MATERIAL TO PROCESS:

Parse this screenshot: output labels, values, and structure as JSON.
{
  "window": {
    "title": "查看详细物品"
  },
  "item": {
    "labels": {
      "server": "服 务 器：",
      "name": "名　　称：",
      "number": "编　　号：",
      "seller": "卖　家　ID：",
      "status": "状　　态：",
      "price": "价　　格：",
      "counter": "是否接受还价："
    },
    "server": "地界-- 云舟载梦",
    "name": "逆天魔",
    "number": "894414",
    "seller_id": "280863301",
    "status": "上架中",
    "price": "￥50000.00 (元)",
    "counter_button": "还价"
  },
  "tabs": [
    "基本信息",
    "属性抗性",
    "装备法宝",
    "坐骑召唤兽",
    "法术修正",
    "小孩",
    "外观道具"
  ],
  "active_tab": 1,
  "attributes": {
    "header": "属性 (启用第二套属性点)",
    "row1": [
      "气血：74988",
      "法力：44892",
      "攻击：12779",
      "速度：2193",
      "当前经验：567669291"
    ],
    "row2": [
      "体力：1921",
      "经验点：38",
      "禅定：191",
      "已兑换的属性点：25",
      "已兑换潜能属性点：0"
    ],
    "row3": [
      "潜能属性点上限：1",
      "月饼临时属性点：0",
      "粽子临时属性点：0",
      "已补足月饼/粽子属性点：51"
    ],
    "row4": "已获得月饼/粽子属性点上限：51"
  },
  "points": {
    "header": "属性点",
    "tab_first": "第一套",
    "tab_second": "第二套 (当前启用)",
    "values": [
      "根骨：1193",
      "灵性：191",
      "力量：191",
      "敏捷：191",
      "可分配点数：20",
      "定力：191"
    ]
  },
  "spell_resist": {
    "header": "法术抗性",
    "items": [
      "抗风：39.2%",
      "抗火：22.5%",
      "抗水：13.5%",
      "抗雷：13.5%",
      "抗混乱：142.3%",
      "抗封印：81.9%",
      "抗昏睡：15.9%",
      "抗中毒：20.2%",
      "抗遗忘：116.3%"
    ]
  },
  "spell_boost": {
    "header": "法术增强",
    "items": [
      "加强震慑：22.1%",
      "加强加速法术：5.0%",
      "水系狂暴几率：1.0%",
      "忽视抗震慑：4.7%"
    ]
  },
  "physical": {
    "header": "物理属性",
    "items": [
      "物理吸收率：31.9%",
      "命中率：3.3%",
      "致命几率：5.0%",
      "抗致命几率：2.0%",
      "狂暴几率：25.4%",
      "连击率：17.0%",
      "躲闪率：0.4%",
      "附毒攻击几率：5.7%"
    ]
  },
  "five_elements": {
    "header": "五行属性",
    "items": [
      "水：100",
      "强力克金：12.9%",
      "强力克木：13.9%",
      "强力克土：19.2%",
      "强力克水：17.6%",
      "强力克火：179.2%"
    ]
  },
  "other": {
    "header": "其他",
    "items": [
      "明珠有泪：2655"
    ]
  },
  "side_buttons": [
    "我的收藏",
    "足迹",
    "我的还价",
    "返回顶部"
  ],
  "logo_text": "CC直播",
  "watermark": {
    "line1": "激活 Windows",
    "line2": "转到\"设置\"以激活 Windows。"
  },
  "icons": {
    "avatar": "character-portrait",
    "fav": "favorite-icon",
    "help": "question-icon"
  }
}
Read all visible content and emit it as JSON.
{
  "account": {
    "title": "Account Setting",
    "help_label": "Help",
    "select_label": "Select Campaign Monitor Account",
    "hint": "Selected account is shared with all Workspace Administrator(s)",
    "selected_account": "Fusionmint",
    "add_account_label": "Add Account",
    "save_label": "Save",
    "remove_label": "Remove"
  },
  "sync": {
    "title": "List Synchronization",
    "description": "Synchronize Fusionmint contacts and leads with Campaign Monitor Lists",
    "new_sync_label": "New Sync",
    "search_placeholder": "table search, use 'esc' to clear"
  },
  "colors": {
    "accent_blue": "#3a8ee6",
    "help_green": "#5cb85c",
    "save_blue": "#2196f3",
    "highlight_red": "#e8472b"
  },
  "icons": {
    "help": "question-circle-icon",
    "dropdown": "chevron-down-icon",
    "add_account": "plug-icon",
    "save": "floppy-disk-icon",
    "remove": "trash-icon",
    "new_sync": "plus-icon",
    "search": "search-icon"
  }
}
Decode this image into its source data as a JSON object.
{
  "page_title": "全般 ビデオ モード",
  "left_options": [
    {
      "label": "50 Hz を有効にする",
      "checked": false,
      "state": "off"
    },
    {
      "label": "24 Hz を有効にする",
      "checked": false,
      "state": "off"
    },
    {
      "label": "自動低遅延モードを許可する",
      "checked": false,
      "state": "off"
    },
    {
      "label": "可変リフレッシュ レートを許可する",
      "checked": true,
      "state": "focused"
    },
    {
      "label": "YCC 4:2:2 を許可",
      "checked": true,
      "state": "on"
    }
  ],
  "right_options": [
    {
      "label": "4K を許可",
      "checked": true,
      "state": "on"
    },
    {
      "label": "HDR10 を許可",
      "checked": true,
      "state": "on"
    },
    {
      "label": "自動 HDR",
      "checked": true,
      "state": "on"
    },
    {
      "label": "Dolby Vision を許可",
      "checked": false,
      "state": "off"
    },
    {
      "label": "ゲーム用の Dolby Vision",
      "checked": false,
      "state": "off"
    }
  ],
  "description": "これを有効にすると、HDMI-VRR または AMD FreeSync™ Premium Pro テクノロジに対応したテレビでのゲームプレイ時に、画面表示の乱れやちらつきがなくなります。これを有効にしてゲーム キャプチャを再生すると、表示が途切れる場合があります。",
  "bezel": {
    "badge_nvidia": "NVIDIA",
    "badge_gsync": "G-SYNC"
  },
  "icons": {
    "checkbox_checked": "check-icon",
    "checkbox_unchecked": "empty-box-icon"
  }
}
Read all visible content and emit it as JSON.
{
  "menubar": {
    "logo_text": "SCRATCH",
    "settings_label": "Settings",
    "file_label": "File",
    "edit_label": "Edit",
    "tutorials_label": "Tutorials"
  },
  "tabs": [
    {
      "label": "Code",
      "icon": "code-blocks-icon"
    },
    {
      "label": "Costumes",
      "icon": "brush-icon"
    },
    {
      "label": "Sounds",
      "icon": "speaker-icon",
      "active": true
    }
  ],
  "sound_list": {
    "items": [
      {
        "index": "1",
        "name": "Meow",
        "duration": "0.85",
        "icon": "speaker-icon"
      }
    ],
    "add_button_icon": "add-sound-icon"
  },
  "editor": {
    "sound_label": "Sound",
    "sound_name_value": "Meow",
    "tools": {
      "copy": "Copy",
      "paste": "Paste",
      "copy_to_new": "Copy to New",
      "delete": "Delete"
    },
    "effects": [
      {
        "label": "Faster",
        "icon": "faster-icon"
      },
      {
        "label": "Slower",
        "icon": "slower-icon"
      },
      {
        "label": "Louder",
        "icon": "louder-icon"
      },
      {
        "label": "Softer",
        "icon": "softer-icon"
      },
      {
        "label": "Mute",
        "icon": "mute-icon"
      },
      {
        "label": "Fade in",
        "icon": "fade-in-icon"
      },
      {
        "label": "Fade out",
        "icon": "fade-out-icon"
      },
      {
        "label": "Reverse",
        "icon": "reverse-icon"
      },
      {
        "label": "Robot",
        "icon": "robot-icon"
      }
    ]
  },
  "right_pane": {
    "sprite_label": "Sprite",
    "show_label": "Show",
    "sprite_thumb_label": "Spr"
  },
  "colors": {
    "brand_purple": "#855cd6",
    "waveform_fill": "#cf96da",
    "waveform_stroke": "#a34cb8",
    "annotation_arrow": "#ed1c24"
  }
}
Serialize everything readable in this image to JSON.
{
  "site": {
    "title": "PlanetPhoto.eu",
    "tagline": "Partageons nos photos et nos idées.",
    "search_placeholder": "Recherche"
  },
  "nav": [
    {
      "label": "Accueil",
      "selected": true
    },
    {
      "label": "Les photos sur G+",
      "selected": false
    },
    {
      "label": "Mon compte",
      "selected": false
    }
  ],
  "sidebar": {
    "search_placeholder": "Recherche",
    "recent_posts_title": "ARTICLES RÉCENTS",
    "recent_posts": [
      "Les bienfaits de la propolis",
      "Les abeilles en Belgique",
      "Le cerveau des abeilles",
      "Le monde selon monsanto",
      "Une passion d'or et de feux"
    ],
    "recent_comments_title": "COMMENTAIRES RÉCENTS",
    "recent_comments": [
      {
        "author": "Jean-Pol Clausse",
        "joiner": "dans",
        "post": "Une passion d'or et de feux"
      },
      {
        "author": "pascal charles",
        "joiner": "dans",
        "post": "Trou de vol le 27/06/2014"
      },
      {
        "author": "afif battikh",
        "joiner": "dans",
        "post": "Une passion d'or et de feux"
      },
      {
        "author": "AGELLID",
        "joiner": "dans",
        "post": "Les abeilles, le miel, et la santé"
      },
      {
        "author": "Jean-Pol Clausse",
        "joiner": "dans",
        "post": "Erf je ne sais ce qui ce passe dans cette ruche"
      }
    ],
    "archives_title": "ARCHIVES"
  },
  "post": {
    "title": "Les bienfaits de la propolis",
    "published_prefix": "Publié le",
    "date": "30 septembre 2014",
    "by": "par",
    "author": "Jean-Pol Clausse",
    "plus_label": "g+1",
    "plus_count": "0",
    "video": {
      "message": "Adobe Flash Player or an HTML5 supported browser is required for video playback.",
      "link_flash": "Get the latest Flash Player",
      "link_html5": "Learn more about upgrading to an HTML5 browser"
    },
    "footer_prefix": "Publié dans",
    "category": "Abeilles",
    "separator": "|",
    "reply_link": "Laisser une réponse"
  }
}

AIM: Report each line in the preceding entries that holds the string "Monitor".

THE RESULT:
    "select_label": "Select Campaign Monitor Account",
    "description": "Synchronize Fusionmint contacts and leads with Campaign Monitor Lists",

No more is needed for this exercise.